**Given problem:**
Return the complete listing that follows, with each line reproduced exactly.

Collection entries
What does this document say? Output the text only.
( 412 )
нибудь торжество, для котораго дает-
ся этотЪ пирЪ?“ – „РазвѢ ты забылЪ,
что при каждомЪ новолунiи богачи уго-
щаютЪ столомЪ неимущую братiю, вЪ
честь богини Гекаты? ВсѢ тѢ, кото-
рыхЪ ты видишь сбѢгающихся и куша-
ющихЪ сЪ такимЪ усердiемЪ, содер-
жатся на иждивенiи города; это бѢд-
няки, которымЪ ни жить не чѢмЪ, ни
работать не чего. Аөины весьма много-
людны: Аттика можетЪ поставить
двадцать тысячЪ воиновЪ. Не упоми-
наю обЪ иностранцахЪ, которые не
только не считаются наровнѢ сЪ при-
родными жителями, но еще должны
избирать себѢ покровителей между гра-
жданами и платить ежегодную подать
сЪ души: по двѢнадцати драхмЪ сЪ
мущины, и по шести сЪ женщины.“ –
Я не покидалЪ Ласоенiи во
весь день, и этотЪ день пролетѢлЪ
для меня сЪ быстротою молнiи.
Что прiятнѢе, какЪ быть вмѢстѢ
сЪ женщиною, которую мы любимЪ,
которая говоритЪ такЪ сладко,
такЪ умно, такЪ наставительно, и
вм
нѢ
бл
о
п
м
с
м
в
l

**Answer to the task:**
What does this document say? Output the text only.
( 412 )
нибудь торжество, для котораго дает-
ся этотЪ пирЪ?“ – „РазвѢ ты забылЪ,
что при каждомЪ новолунiи богачи уго-
щаютЪ столомЪ неимущую братiю, вЪ
честь богини Гекаты? ВсѢ тѢ, кото-
рыхЪ ты видишь сбѢгающихся и куша-
ющихЪ сЪ такимЪ усердiемЪ, содер-
жатся на иждивенiи города; это бѢд-
няки, которымЪ ни жить не чѢмЪ, ни
работать не чего. Аөины весьма много-
людны: Аттика можетЪ поставить
двадцать тысячЪ воиновЪ. Не упоми-
наю обЪ иностранцахЪ, которые не
только не считаются наровнѢ сЪ при-
родными жителями, но еще должны
избирать себѢ покровителей между гра-
жданами и платить ежегодную подать
сЪ души: по двѢнадцати драхмЪ сЪ
мущины, и по шести сЪ женщины.“ –
Я не покидалЪ Ласоенiи во
весь день, и этотЪ день пролетѢлЪ
для меня сЪ быстротою молнiи.
Что прiятнѢе, какЪ быть вмѢстѢ
сЪ женщиною, которую мы любимЪ,
которая говоритЪ такЪ сладко,
такЪ умно, такЪ наставительно, и
вм
нѢ
бл
о
п
м
с
м
в
l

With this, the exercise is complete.